• _OBJECTIVE_: Your copy should begin at the line containing "Decode this image" and end at the last line of the records; transcribe those lines exactly and leave out every picture.

- - - -

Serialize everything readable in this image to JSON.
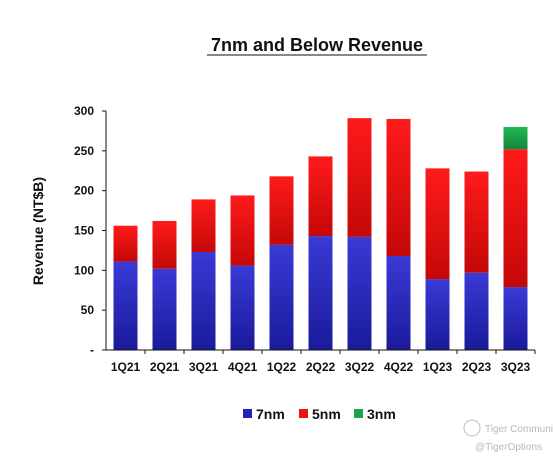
{
  "chart_data": {
    "type": "bar",
    "stacked": true,
    "title": "7nm and Below Revenue",
    "ylabel": "Revenue (NT$B)",
    "xlabel": "",
    "ylim": [
      0,
      300
    ],
    "yticks": [
      0,
      50,
      100,
      150,
      200,
      250,
      300
    ],
    "ytick_labels": [
      "-",
      "50",
      "100",
      "150",
      "200",
      "250",
      "300"
    ],
    "categories": [
      "1Q21",
      "2Q21",
      "3Q21",
      "4Q21",
      "1Q22",
      "2Q22",
      "3Q22",
      "4Q22",
      "1Q23",
      "2Q23",
      "3Q23"
    ],
    "series": [
      {
        "name": "7nm",
        "color": "#2323b8",
        "values": [
          111,
          102,
          123,
          106,
          132,
          143,
          142,
          118,
          89,
          97,
          79
        ]
      },
      {
        "name": "5nm",
        "color": "#ee1111",
        "values": [
          45,
          60,
          66,
          88,
          86,
          100,
          149,
          172,
          139,
          127,
          173
        ]
      },
      {
        "name": "3nm",
        "color": "#1aa54a",
        "values": [
          0,
          0,
          0,
          0,
          0,
          0,
          0,
          0,
          0,
          0,
          28
        ]
      }
    ],
    "grid": false,
    "legend_position": "bottom-center"
  },
  "watermark": {
    "line1": "Tiger Community",
    "line2": "@TigerOptions"
  }
}
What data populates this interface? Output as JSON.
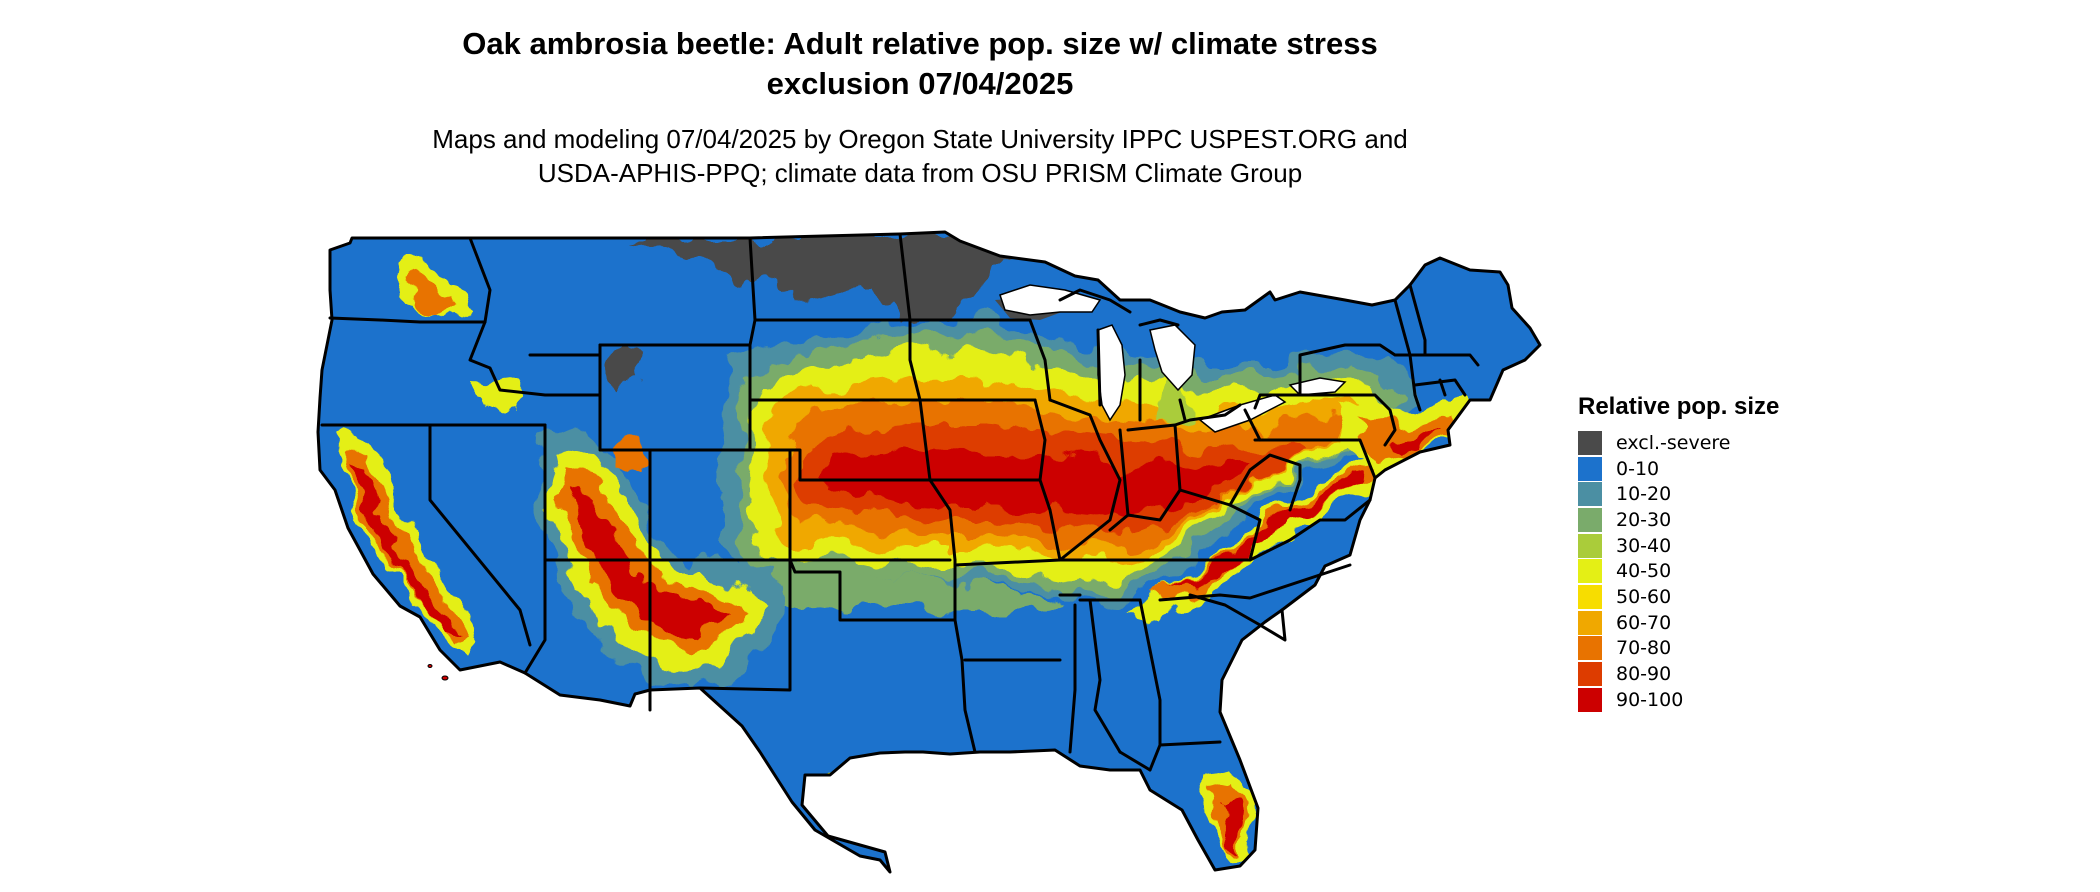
{
  "title_line1": "Oak ambrosia beetle: Adult relative pop. size w/ climate stress",
  "title_line2": "exclusion 07/04/2025",
  "subtitle_line1": "Maps and modeling 07/04/2025 by Oregon State University IPPC USPEST.ORG and",
  "subtitle_line2": "USDA-APHIS-PPQ; climate data from OSU PRISM Climate Group",
  "legend": {
    "title": "Relative pop. size",
    "items": [
      {
        "label": "excl.-severe",
        "color": "#4a4a4a"
      },
      {
        "label": "0-10",
        "color": "#1c72cc"
      },
      {
        "label": "10-20",
        "color": "#4b8fa3"
      },
      {
        "label": "20-30",
        "color": "#7aab6b"
      },
      {
        "label": "30-40",
        "color": "#aacc3a"
      },
      {
        "label": "40-50",
        "color": "#e4ef15"
      },
      {
        "label": "50-60",
        "color": "#f7dd00"
      },
      {
        "label": "60-70",
        "color": "#f0a800"
      },
      {
        "label": "70-80",
        "color": "#e87300"
      },
      {
        "label": "80-90",
        "color": "#dd3c00"
      },
      {
        "label": "90-100",
        "color": "#cc0000"
      }
    ]
  }
}
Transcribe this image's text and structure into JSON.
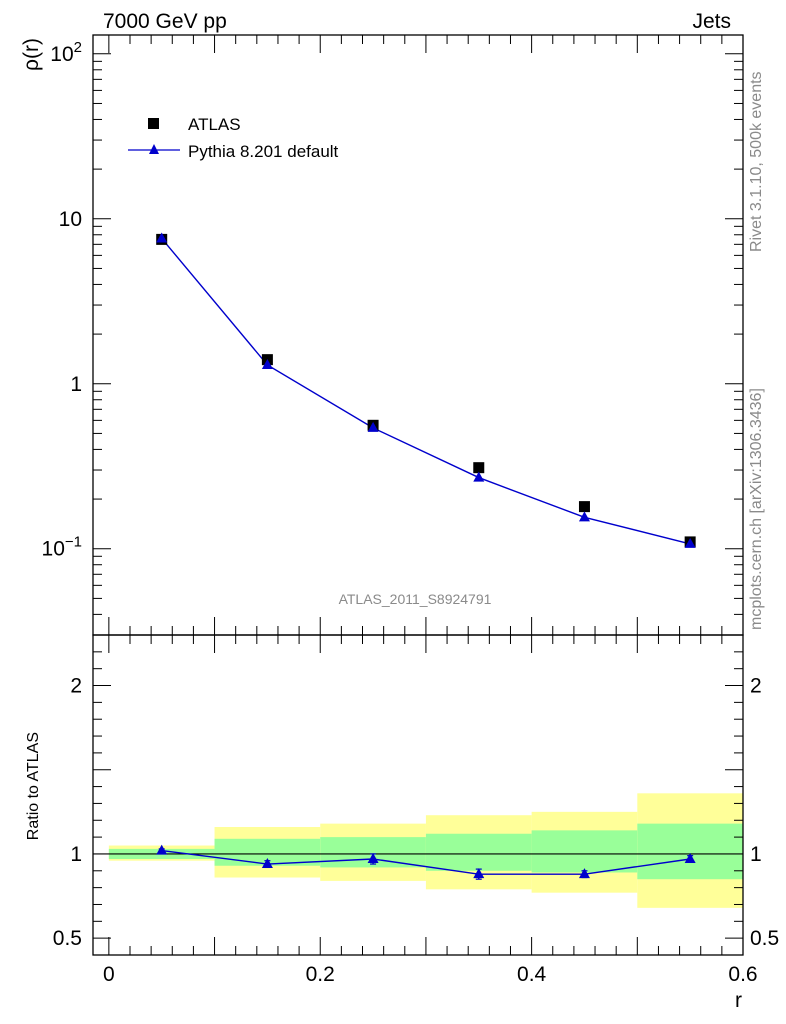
{
  "header": {
    "left": "7000 GeV pp",
    "right": "Jets"
  },
  "side": {
    "rivet": "Rivet 3.1.10,  500k events",
    "mcplots": "mcplots.cern.ch [arXiv:1306.3436]"
  },
  "colors": {
    "data": "#000000",
    "mc": "#0000cc",
    "band_inner": "#99ff99",
    "band_outer": "#ffff99"
  },
  "chart_data": [
    {
      "type": "scatter",
      "ylabel": "ρ(r)",
      "xlabel": "r",
      "scale": "log",
      "xlim": [
        -0.015,
        0.6
      ],
      "ylim": [
        0.03,
        130
      ],
      "yticks": [
        {
          "value": 100,
          "base": "10",
          "exp": "2"
        },
        {
          "value": 10,
          "label": "10"
        },
        {
          "value": 1,
          "label": "1"
        },
        {
          "value": 0.1,
          "base": "10",
          "exp": "−1"
        }
      ],
      "watermark": "ATLAS_2011_S8924791",
      "legend": "top-left",
      "series": [
        {
          "name": "ATLAS",
          "marker": "square",
          "x": [
            0.05,
            0.15,
            0.25,
            0.35,
            0.45,
            0.55
          ],
          "y": [
            7.5,
            1.4,
            0.56,
            0.31,
            0.18,
            0.11
          ]
        },
        {
          "name": "Pythia 8.201 default",
          "marker": "triangle",
          "line": true,
          "x": [
            0.05,
            0.15,
            0.25,
            0.35,
            0.45,
            0.55
          ],
          "y": [
            7.6,
            1.3,
            0.54,
            0.27,
            0.155,
            0.107
          ]
        }
      ]
    },
    {
      "type": "line",
      "ylabel": "Ratio to ATLAS",
      "xlabel": "r",
      "xlim": [
        -0.015,
        0.6
      ],
      "ylim": [
        0.4,
        2.3
      ],
      "yticks": [
        {
          "value": 0.5,
          "label": "0.5"
        },
        {
          "value": 1,
          "label": "1"
        },
        {
          "value": 2,
          "label": "2"
        }
      ],
      "xticks": [
        {
          "value": 0,
          "label": "0"
        },
        {
          "value": 0.2,
          "label": "0.2"
        },
        {
          "value": 0.4,
          "label": "0.4"
        },
        {
          "value": 0.6,
          "label": "0.6"
        }
      ],
      "bands": [
        {
          "x0": 0.0,
          "x1": 0.1,
          "inner": [
            0.97,
            1.03
          ],
          "outer": [
            0.96,
            1.05
          ]
        },
        {
          "x0": 0.1,
          "x1": 0.2,
          "inner": [
            0.93,
            1.09
          ],
          "outer": [
            0.86,
            1.16
          ]
        },
        {
          "x0": 0.2,
          "x1": 0.3,
          "inner": [
            0.92,
            1.1
          ],
          "outer": [
            0.84,
            1.18
          ]
        },
        {
          "x0": 0.3,
          "x1": 0.4,
          "inner": [
            0.9,
            1.12
          ],
          "outer": [
            0.79,
            1.23
          ]
        },
        {
          "x0": 0.4,
          "x1": 0.5,
          "inner": [
            0.89,
            1.14
          ],
          "outer": [
            0.77,
            1.25
          ]
        },
        {
          "x0": 0.5,
          "x1": 0.6,
          "inner": [
            0.85,
            1.18
          ],
          "outer": [
            0.68,
            1.36
          ]
        }
      ],
      "series": [
        {
          "name": "Pythia 8.201 default",
          "x": [
            0.05,
            0.15,
            0.25,
            0.35,
            0.45,
            0.55
          ],
          "y": [
            1.02,
            0.94,
            0.97,
            0.88,
            0.88,
            0.97
          ],
          "err": [
            0.01,
            0.02,
            0.03,
            0.03,
            0.02,
            0.02
          ]
        }
      ]
    }
  ]
}
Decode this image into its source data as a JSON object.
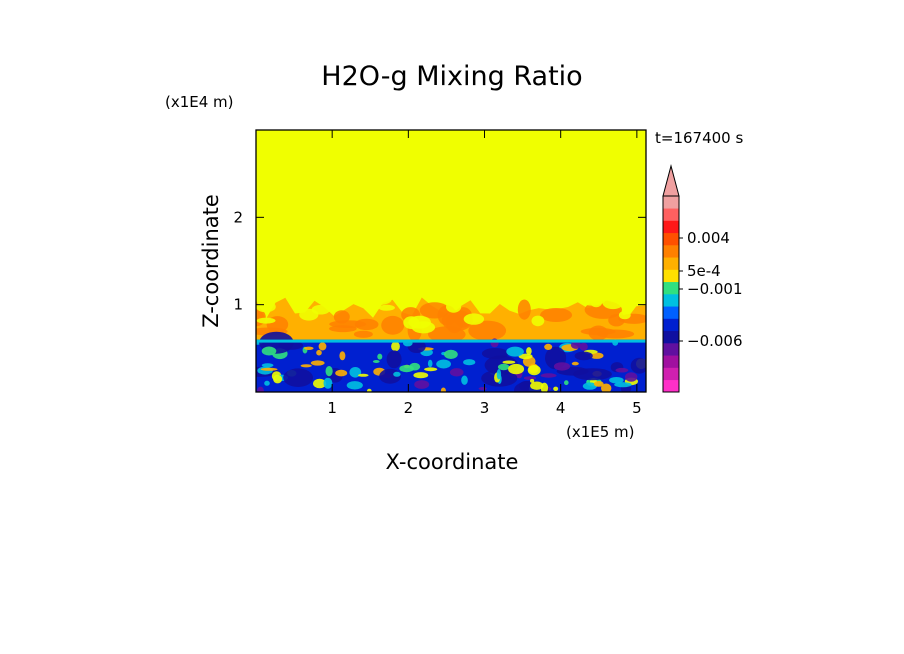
{
  "chart_data": {
    "type": "heatmap",
    "title": "H2O-g Mixing Ratio",
    "xlabel": "X-coordinate",
    "ylabel": "Z-coordinate",
    "x_scale_label": "(x1E5 m)",
    "y_scale_label": "(x1E4 m)",
    "time_label": "t=167400 s",
    "xlim": [
      0,
      5.12
    ],
    "ylim": [
      0,
      3.0
    ],
    "x_ticks": [
      1,
      2,
      3,
      4,
      5
    ],
    "y_ticks": [
      1,
      2
    ],
    "regions": [
      {
        "z_range": [
          1.05,
          3.0
        ],
        "level": "0.0005..0.001"
      },
      {
        "z_range": [
          0.6,
          1.05
        ],
        "level": "0.001..0.004"
      },
      {
        "z_range": [
          0.0,
          0.6
        ],
        "level": "-0.006..-0.001"
      }
    ],
    "colorbar": {
      "ticks": [
        {
          "value": 0.004,
          "label": "0.004"
        },
        {
          "value": 0.0005,
          "label": "5e-4"
        },
        {
          "value": -0.001,
          "label": "−0.001"
        },
        {
          "value": -0.006,
          "label": "−0.006"
        }
      ],
      "colors": [
        "#ff30c8",
        "#d020b0",
        "#a010a0",
        "#6010a0",
        "#1010a0",
        "#0020d0",
        "#0060ff",
        "#00c0e0",
        "#30e080",
        "#ffe000",
        "#ffb000",
        "#ff8000",
        "#ff5000",
        "#ff1818",
        "#ff6060",
        "#f0a0a0"
      ],
      "extend": "max"
    },
    "palette": {
      "background_yellow": "#f0ff00",
      "orange": "#ffb000",
      "dark_orange": "#ff8000",
      "blue": "#0020d0",
      "navy": "#1010a0",
      "cyan": "#00c0e0",
      "green": "#30e080",
      "purple": "#6010a0"
    }
  }
}
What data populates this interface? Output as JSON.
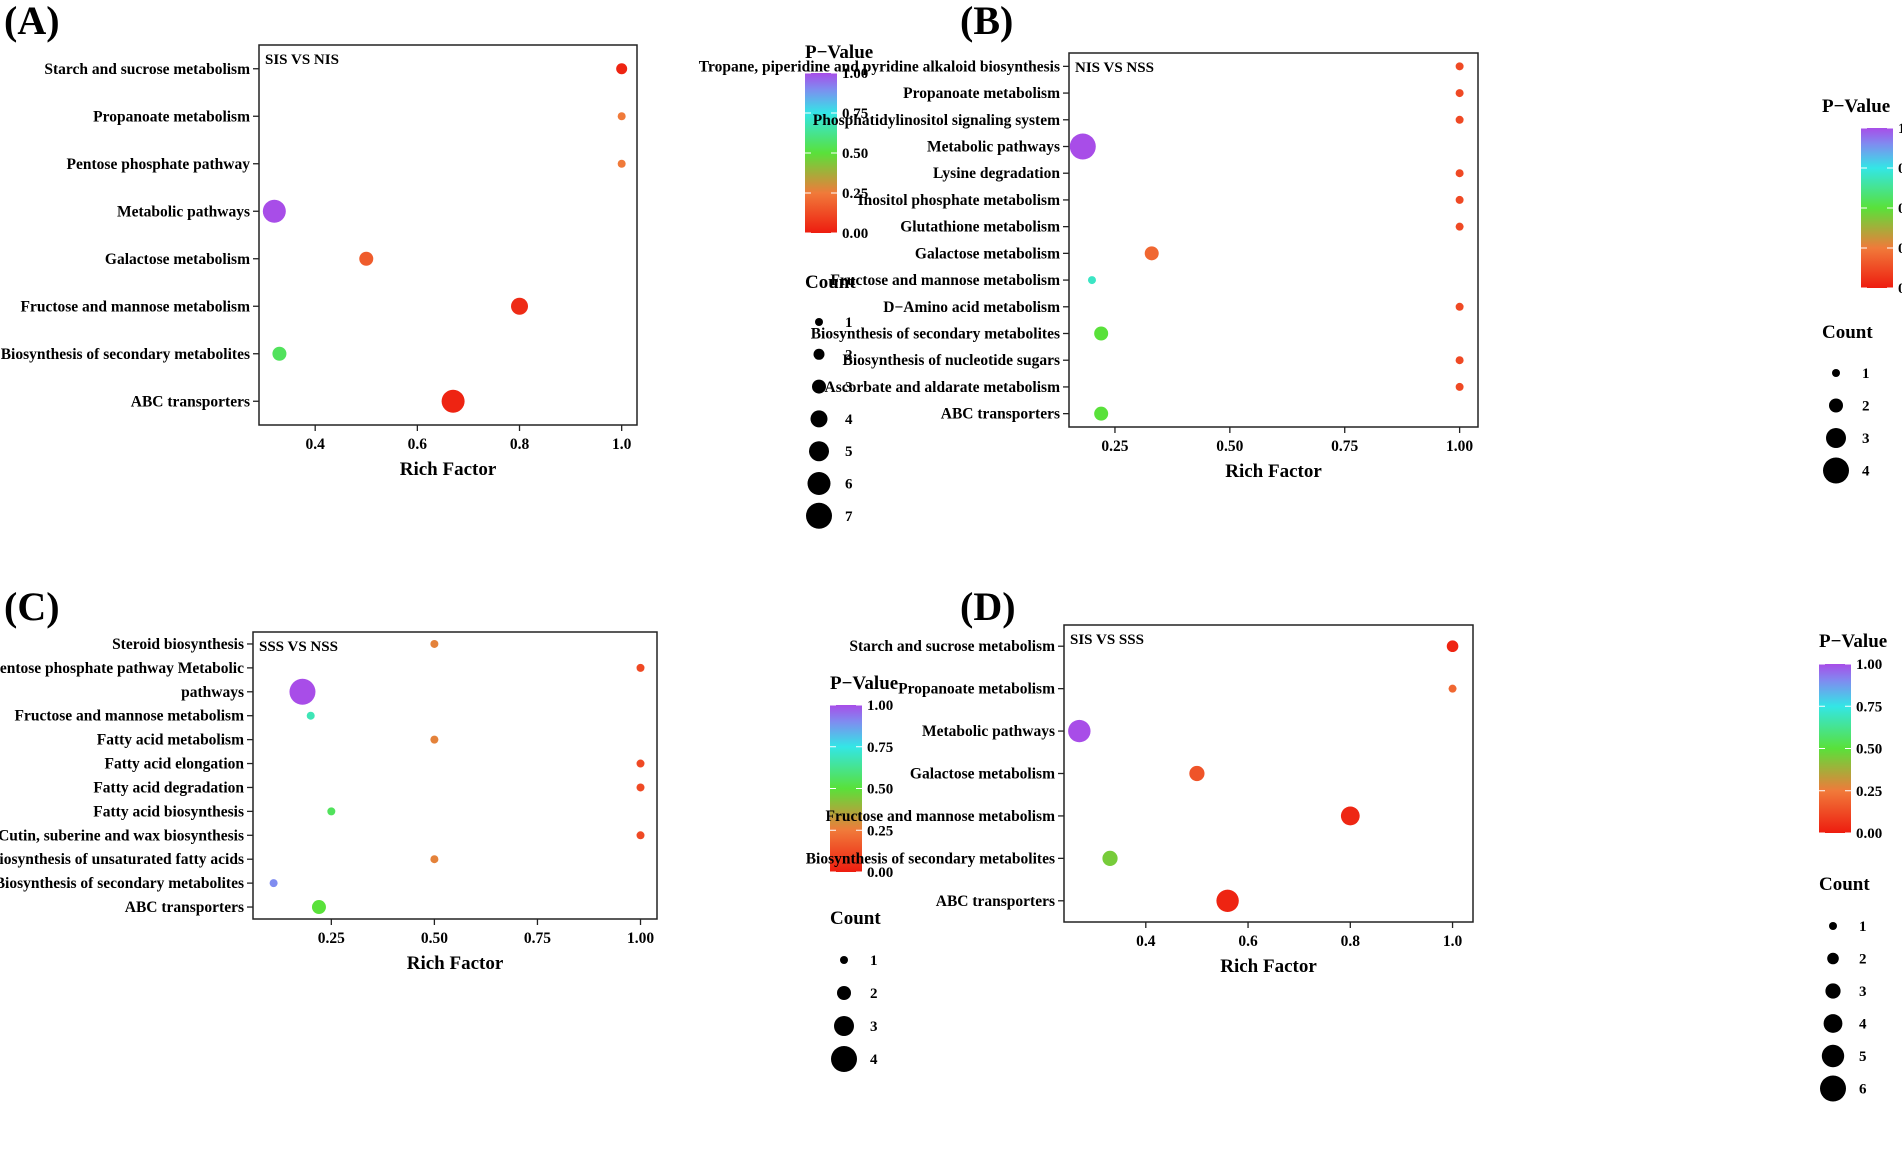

- - - -

• _EXERCISE RESPONSE_:
Decode this image into its source data as a JSON object.
{
  "chart_data": {
    "type": "heatmap",
    "title": "H2O-g Mixing Ratio",
    "xlabel": "X-coordinate",
    "ylabel": "Z-coordinate",
    "x_scale_label": "(x1E5 m)",
    "y_scale_label": "(x1E4 m)",
    "time_label": "t=167400 s",
    "xlim": [
      0,
      5.12
    ],
    "ylim": [
      0,
      3.0
    ],
    "x_ticks": [
      1,
      2,
      3,
      4,
      5
    ],
    "y_ticks": [
      1,
      2
    ],
    "regions": [
      {
        "z_range": [
          1.05,
          3.0
        ],
        "level": "0.0005..0.001"
      },
      {
        "z_range": [
          0.6,
          1.05
        ],
        "level": "0.001..0.004"
      },
      {
        "z_range": [
          0.0,
          0.6
        ],
        "level": "-0.006..-0.001"
      }
    ],
    "colorbar": {
      "ticks": [
        {
          "value": 0.004,
          "label": "0.004"
        },
        {
          "value": 0.0005,
          "label": "5e-4"
        },
        {
          "value": -0.001,
          "label": "−0.001"
        },
        {
          "value": -0.006,
          "label": "−0.006"
        }
      ],
      "colors": [
        "#ff30c8",
        "#d020b0",
        "#a010a0",
        "#6010a0",
        "#1010a0",
        "#0020d0",
        "#0060ff",
        "#00c0e0",
        "#30e080",
        "#ffe000",
        "#ffb000",
        "#ff8000",
        "#ff5000",
        "#ff1818",
        "#ff6060",
        "#f0a0a0"
      ],
      "extend": "max"
    },
    "palette": {
      "background_yellow": "#f0ff00",
      "orange": "#ffb000",
      "dark_orange": "#ff8000",
      "blue": "#0020d0",
      "navy": "#1010a0",
      "cyan": "#00c0e0",
      "green": "#30e080",
      "purple": "#6010a0"
    }
  }
}
What data populates this interface? Output as JSON.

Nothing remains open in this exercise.